| Required work |
Retype the material in full, keeping every word the same.

Saved data entries
[start]

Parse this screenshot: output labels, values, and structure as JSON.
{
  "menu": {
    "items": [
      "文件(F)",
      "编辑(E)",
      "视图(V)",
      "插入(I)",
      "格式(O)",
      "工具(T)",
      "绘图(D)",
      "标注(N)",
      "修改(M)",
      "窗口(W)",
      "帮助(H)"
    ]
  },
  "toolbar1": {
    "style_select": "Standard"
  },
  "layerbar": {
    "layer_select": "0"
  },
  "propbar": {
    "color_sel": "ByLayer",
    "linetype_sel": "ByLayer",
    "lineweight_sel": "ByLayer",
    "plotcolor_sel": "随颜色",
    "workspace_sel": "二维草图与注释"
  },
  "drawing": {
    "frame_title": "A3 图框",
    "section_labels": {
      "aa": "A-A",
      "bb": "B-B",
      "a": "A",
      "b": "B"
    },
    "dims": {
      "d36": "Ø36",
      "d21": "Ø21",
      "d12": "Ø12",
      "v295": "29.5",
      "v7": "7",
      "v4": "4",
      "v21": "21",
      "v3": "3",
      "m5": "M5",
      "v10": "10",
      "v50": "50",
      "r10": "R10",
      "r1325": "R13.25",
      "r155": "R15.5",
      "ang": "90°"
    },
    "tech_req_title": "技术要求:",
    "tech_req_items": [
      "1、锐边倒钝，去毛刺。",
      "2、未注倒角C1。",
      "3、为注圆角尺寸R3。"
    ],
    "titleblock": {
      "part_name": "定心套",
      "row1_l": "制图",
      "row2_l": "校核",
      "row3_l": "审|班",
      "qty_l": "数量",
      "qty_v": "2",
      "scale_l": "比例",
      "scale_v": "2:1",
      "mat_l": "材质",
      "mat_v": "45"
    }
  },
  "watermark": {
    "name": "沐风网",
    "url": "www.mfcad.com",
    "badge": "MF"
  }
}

[end]

| Completed task |
Parse this screenshot: output labels, values, and structure as JSON.
{
  "menu": {
    "items": [
      "文件(F)",
      "编辑(E)",
      "视图(V)",
      "插入(I)",
      "格式(O)",
      "工具(T)",
      "绘图(D)",
      "标注(N)",
      "修改(M)",
      "窗口(W)",
      "帮助(H)"
    ]
  },
  "toolbar1": {
    "style_select": "Standard"
  },
  "layerbar": {
    "layer_select": "0"
  },
  "propbar": {
    "color_sel": "ByLayer",
    "linetype_sel": "ByLayer",
    "lineweight_sel": "ByLayer",
    "plotcolor_sel": "随颜色",
    "workspace_sel": "二维草图与注释"
  },
  "drawing": {
    "frame_title": "A3 图框",
    "section_labels": {
      "aa": "A-A",
      "bb": "B-B",
      "a": "A",
      "b": "B"
    },
    "dims": {
      "d36": "Ø36",
      "d21": "Ø21",
      "d12": "Ø12",
      "v295": "29.5",
      "v7": "7",
      "v4": "4",
      "v21": "21",
      "v3": "3",
      "m5": "M5",
      "v10": "10",
      "v50": "50",
      "r10": "R10",
      "r1325": "R13.25",
      "r155": "R15.5",
      "ang": "90°"
    },
    "tech_req_title": "技术要求:",
    "tech_req_items": [
      "1、锐边倒钝，去毛刺。",
      "2、未注倒角C1。",
      "3、为注圆角尺寸R3。"
    ],
    "titleblock": {
      "part_name": "定心套",
      "row1_l": "制图",
      "row2_l": "校核",
      "row3_l": "审|班",
      "qty_l": "数量",
      "qty_v": "2",
      "scale_l": "比例",
      "scale_v": "2:1",
      "mat_l": "材质",
      "mat_v": "45"
    }
  },
  "watermark": {
    "name": "沐风网",
    "url": "www.mfcad.com",
    "badge": "MF"
  }
}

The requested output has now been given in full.